What needs to be done: Gather every line holding the string "pairs".

Records for the exercise:
################

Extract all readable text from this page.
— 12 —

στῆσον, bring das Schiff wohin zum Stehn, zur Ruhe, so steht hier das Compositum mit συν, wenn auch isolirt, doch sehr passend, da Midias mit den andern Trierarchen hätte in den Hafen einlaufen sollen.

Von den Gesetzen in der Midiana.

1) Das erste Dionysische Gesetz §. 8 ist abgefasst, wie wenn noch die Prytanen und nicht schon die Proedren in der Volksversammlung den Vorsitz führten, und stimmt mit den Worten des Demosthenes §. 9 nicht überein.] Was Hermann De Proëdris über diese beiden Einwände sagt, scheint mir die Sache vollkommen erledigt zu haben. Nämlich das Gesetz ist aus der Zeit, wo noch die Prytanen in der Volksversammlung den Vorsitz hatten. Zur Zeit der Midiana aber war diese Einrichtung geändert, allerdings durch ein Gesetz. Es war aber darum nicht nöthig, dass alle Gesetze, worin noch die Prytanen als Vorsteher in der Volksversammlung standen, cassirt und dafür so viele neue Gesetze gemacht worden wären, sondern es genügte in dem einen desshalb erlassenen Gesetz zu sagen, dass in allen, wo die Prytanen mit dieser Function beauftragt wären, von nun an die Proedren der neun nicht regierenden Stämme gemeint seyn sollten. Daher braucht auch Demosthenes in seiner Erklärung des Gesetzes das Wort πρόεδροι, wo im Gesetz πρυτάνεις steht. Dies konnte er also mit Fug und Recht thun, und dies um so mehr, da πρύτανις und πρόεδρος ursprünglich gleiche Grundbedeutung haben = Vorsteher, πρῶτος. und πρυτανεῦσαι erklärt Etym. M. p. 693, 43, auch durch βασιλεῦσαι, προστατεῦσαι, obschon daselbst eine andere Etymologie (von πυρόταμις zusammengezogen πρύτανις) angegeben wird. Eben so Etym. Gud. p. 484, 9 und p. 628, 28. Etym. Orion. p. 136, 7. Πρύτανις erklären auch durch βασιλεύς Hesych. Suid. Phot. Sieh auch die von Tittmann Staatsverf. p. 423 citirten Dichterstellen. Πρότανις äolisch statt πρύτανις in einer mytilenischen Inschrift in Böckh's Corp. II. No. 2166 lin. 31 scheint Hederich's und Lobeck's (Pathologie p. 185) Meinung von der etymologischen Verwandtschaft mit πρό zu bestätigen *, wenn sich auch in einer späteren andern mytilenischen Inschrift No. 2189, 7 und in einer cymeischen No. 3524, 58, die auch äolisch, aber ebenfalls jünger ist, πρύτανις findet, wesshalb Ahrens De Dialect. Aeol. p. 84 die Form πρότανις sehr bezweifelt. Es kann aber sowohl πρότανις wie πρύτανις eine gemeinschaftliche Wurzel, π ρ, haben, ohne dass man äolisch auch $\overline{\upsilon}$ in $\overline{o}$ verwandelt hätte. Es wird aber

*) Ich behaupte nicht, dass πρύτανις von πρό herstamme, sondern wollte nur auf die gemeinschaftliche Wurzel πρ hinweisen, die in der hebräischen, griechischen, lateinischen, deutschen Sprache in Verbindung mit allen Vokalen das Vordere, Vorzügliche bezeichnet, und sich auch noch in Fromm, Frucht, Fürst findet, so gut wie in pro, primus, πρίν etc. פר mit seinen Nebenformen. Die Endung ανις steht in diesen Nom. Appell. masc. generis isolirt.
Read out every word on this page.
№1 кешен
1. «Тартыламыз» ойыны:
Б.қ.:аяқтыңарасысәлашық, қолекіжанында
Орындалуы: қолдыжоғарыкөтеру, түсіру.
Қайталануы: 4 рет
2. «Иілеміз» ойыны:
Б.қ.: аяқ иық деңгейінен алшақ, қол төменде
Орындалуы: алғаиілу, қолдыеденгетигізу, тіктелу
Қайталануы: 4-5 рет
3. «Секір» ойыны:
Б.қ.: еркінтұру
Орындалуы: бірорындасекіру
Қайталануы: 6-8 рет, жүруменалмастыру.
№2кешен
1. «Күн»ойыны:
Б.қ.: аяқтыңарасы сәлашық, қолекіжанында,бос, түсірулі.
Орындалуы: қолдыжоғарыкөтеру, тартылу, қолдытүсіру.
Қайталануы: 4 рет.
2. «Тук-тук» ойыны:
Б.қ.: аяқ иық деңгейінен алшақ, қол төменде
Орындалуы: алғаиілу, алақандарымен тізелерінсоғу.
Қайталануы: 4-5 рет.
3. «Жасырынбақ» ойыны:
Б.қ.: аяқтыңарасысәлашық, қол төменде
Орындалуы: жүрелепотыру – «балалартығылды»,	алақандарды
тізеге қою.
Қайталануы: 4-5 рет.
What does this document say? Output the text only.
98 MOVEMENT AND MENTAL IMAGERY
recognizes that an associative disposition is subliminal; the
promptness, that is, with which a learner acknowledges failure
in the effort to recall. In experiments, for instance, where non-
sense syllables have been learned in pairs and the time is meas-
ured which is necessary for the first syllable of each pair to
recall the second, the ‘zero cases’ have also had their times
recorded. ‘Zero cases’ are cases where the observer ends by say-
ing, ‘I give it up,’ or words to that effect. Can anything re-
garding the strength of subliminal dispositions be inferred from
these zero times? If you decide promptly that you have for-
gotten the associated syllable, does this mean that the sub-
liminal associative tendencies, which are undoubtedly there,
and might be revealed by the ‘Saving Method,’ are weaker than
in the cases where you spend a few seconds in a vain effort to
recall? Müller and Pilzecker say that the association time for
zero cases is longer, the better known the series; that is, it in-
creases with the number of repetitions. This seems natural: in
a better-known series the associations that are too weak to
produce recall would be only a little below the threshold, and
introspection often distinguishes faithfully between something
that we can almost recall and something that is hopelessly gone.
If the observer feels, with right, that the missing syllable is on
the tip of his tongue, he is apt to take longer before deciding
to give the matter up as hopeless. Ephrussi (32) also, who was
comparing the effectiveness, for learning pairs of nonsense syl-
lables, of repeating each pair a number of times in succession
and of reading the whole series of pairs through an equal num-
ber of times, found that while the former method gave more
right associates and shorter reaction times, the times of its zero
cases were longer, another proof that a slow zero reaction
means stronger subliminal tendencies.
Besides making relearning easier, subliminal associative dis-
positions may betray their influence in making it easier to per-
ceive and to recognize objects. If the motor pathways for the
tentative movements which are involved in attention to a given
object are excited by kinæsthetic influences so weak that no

################

Task solution:
sense syllables have been learned in pairs and the time is meas-
comparing the effectiveness, for learning pairs of nonsense syl-
and of reading the whole series of pairs through an equal num-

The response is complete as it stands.